BRIEF: Pull out the items word for word, starting with the very first line and going on through the line with "121, 402, 233]".

RECORDS FOR PROCESSING:
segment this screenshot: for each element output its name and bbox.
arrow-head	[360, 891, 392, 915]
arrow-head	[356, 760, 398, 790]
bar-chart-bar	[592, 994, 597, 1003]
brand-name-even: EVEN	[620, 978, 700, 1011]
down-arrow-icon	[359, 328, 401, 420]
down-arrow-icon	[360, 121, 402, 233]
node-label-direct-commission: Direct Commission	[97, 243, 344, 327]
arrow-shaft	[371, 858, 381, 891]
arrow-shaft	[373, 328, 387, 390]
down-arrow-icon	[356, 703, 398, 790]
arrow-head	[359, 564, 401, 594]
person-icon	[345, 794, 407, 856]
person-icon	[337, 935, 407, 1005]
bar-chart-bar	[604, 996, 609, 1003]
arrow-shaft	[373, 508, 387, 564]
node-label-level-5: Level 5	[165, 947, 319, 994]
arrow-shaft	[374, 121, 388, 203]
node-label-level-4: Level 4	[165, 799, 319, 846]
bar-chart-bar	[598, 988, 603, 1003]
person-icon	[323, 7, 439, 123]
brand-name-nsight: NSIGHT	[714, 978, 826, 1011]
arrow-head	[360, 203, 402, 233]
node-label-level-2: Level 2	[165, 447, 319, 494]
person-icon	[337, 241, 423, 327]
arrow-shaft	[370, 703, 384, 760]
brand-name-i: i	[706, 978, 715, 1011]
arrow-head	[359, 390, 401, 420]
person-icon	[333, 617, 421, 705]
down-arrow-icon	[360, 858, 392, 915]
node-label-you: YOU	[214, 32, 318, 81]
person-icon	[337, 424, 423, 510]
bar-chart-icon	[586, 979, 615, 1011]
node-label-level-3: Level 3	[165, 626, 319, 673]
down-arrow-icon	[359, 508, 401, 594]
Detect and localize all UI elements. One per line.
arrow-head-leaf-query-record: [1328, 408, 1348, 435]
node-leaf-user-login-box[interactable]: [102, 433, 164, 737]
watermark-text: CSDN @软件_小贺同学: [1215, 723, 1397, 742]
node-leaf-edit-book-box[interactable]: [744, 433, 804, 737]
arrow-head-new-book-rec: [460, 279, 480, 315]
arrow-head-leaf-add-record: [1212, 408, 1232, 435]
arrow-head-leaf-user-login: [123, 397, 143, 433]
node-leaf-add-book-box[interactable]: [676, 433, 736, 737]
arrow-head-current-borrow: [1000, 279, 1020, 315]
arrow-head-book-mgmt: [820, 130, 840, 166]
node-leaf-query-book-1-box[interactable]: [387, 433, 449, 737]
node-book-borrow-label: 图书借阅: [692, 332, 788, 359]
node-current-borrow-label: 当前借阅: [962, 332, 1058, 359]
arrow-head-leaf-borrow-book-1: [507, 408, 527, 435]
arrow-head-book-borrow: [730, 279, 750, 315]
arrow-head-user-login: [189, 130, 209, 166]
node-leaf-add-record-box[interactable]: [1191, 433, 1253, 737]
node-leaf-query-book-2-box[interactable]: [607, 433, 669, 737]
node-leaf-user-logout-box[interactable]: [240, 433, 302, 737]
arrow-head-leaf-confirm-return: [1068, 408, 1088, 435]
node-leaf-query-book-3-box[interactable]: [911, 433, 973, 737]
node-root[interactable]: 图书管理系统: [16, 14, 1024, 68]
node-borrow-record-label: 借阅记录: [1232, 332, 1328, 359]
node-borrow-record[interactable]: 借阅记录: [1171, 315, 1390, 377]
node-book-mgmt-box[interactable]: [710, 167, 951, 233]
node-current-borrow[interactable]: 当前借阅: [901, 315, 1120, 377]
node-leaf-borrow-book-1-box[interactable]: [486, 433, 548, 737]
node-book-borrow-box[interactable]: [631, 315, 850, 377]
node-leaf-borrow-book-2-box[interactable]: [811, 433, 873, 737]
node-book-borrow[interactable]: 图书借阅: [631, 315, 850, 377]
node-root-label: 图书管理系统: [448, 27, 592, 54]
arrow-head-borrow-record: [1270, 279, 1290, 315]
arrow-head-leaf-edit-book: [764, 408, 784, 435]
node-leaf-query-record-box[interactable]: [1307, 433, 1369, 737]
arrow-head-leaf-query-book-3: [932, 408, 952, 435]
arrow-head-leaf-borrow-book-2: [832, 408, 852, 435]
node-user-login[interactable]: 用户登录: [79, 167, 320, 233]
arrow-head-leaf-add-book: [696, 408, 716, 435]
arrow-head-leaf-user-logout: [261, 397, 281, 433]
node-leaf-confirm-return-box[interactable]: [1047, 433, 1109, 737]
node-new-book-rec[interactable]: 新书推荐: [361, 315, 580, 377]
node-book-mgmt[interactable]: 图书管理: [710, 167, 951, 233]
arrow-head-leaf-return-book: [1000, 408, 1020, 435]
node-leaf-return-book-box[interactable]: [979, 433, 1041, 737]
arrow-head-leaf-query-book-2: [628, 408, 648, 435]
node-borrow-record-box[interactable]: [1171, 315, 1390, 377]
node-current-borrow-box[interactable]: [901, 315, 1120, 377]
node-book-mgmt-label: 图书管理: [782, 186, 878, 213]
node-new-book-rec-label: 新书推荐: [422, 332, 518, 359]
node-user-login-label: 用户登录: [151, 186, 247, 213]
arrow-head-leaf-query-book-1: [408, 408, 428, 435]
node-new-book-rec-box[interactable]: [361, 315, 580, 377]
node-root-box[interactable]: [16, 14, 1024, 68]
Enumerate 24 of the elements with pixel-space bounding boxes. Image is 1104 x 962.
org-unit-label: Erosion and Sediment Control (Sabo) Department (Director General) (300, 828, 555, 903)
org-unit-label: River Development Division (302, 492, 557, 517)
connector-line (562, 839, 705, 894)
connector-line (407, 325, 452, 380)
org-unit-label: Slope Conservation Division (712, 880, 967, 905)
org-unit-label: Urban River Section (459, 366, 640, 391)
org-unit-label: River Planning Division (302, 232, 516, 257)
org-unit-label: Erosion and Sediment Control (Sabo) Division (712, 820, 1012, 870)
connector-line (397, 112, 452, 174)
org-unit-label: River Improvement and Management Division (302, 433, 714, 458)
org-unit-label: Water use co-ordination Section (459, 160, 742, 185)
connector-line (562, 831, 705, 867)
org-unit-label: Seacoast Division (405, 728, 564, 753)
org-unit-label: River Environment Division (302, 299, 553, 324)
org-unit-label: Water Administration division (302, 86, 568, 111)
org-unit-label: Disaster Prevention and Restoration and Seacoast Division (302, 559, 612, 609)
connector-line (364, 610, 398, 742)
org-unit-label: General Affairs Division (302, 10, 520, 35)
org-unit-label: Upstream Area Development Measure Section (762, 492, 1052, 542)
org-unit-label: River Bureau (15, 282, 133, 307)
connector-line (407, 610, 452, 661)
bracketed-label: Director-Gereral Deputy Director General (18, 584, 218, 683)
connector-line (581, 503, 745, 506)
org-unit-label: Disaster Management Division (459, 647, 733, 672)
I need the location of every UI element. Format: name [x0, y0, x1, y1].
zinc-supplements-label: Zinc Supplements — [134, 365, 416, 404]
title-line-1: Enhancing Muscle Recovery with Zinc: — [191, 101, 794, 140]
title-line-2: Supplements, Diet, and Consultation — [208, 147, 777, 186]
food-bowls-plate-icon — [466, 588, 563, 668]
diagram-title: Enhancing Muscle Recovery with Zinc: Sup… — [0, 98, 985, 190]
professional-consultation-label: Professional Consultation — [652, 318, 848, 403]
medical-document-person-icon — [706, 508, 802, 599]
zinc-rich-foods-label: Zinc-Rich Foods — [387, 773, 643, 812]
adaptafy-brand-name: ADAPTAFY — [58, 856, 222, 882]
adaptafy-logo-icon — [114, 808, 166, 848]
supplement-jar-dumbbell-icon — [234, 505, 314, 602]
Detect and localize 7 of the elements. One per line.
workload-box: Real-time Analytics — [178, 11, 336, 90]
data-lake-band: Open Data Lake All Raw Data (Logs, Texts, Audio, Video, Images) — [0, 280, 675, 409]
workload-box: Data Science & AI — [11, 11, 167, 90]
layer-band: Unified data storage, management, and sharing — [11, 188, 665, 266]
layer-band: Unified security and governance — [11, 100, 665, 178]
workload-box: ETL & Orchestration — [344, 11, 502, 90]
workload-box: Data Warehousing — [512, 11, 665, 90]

SOLVED EXERCISE:
segment this screenshot: for each element output its name and bbox.
arrow-head	[360, 891, 392, 915]
arrow-head	[356, 760, 398, 790]
bar-chart-bar	[592, 994, 597, 1003]
brand-name-even: EVEN	[620, 978, 700, 1011]
down-arrow-icon	[359, 328, 401, 420]
down-arrow-icon	[360, 121, 402, 233]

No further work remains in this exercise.